[Entries]

-- Start --

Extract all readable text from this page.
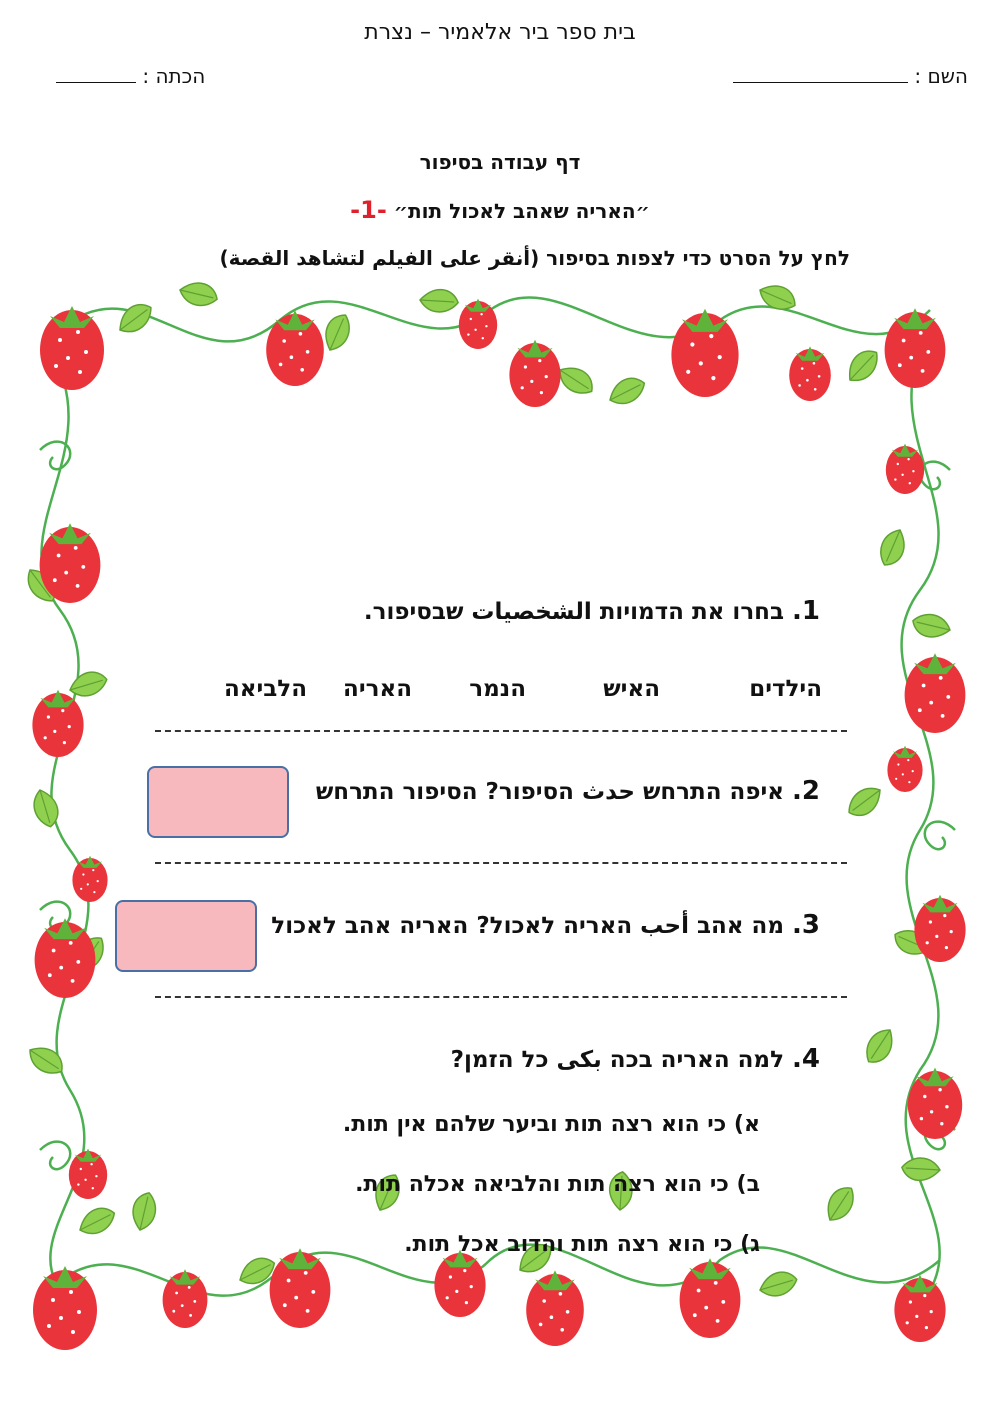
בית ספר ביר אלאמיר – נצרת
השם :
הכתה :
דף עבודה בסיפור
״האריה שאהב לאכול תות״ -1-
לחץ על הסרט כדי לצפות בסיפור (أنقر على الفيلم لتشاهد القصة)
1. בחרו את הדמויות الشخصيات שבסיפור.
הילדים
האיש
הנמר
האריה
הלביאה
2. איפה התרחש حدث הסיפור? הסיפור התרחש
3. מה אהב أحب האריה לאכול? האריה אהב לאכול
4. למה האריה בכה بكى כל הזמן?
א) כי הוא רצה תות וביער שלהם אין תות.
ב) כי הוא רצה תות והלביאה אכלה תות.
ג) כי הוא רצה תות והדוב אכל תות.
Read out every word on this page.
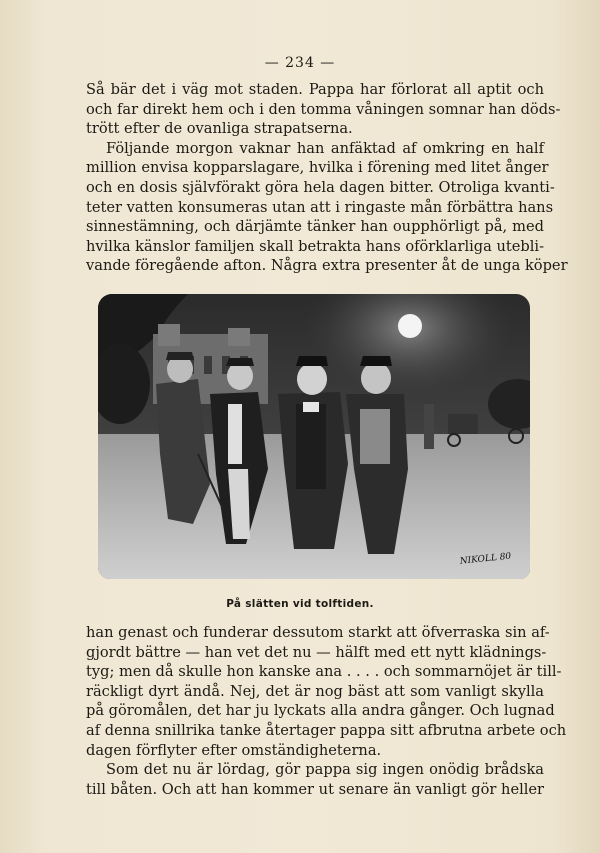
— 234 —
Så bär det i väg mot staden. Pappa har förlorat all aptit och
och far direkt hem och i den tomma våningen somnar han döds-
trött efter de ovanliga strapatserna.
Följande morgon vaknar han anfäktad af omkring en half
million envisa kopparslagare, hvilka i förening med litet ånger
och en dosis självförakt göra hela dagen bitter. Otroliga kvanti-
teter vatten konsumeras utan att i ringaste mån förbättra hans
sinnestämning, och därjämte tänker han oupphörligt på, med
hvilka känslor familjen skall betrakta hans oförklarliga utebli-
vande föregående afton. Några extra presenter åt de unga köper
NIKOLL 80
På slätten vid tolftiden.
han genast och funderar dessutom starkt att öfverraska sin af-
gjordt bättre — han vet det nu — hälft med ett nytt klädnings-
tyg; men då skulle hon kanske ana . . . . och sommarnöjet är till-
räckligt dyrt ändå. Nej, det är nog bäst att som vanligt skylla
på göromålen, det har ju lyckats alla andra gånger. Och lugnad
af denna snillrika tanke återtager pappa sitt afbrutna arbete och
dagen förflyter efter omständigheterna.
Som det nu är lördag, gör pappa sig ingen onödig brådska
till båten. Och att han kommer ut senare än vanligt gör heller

-- End --

[What this task involves] Check each line above for "vanligt" and return the ones that have it.

[Problem solution]
räckligt dyrt ändå. Nej, det är nog bäst att som vanligt skylla
till båten. Och att han kommer ut senare än vanligt gör heller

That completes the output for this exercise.